Exercise objective: Each line below is to be written out in full, exactly as shown.

[Data records]

---------------

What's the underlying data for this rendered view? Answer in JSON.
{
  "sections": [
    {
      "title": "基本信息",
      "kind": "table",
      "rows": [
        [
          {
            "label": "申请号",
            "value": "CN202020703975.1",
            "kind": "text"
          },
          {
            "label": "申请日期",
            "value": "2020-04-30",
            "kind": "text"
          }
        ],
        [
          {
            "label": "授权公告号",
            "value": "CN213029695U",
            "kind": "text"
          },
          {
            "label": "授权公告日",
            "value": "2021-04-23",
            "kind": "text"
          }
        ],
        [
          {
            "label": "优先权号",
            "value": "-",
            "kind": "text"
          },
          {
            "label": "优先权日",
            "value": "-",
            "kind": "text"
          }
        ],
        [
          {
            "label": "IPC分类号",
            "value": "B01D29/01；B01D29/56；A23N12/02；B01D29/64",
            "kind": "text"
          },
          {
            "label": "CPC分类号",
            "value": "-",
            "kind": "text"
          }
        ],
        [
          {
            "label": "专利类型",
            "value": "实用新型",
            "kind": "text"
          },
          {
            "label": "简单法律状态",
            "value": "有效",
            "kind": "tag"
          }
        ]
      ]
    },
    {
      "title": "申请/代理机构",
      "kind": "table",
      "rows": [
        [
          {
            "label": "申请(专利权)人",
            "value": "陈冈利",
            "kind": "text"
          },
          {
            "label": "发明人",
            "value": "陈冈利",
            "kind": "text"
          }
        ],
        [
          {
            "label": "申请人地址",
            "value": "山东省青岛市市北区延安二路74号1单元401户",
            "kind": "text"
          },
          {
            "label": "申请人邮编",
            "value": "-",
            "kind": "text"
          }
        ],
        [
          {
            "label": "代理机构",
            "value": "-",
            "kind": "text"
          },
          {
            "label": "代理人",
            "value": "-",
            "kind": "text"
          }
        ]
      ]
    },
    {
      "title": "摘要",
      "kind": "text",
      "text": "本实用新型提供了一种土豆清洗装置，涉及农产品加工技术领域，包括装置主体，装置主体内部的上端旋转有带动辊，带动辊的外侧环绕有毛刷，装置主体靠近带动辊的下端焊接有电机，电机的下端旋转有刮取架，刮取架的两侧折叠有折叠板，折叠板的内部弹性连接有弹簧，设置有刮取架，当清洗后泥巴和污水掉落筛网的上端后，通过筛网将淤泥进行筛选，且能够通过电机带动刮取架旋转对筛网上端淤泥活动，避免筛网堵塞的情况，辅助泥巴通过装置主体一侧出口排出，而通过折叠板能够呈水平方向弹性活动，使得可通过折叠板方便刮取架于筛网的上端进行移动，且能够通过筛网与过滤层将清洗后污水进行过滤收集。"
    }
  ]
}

---------------

Response to the task:
What's the underlying data for this rendered view? Answer in JSON.
{
  "sections": [
    {
      "title": "基本信息",
      "kind": "table",
      "rows": [
        [
          {
            "label": "申请号",
            "value": "CN202020703975.1",
            "kind": "text"
          },
          {
            "label": "申请日期",
            "value": "2020-04-30",
            "kind": "text"
          }
        ],
        [
          {
            "label": "授权公告号",
            "value": "CN213029695U",
            "kind": "text"
          },
          {
            "label": "授权公告日",
            "value": "2021-04-23",
            "kind": "text"
          }
        ],
        [
          {
            "label": "优先权号",
            "value": "-",
            "kind": "text"
          },
          {
            "label": "优先权日",
            "value": "-",
            "kind": "text"
          }
        ],
        [
          {
            "label": "IPC分类号",
            "value": "B01D29/01；B01D29/56；A23N12/02；B01D29/64",
            "kind": "text"
          },
          {
            "label": "CPC分类号",
            "value": "-",
            "kind": "text"
          }
        ],
        [
          {
            "label": "专利类型",
            "value": "实用新型",
            "kind": "text"
          },
          {
            "label": "简单法律状态",
            "value": "有效",
            "kind": "tag"
          }
        ]
      ]
    },
    {
      "title": "申请/代理机构",
      "kind": "table",
      "rows": [
        [
          {
            "label": "申请(专利权)人",
            "value": "陈冈利",
            "kind": "text"
          },
          {
            "label": "发明人",
            "value": "陈冈利",
            "kind": "text"
          }
        ],
        [
          {
            "label": "申请人地址",
            "value": "山东省青岛市市北区延安二路74号1单元401户",
            "kind": "text"
          },
          {
            "label": "申请人邮编",
            "value": "-",
            "kind": "text"
          }
        ],
        [
          {
            "label": "代理机构",
            "value": "-",
            "kind": "text"
          },
          {
            "label": "代理人",
            "value": "-",
            "kind": "text"
          }
        ]
      ]
    },
    {
      "title": "摘要",
      "kind": "text",
      "text": "本实用新型提供了一种土豆清洗装置，涉及农产品加工技术领域，包括装置主体，装置主体内部的上端旋转有带动辊，带动辊的外侧环绕有毛刷，装置主体靠近带动辊的下端焊接有电机，电机的下端旋转有刮取架，刮取架的两侧折叠有折叠板，折叠板的内部弹性连接有弹簧，设置有刮取架，当清洗后泥巴和污水掉落筛网的上端后，通过筛网将淤泥进行筛选，且能够通过电机带动刮取架旋转对筛网上端淤泥活动，避免筛网堵塞的情况，辅助泥巴通过装置主体一侧出口排出，而通过折叠板能够呈水平方向弹性活动，使得可通过折叠板方便刮取架于筛网的上端进行移动，且能够通过筛网与过滤层将清洗后污水进行过滤收集。"
    }
  ]
}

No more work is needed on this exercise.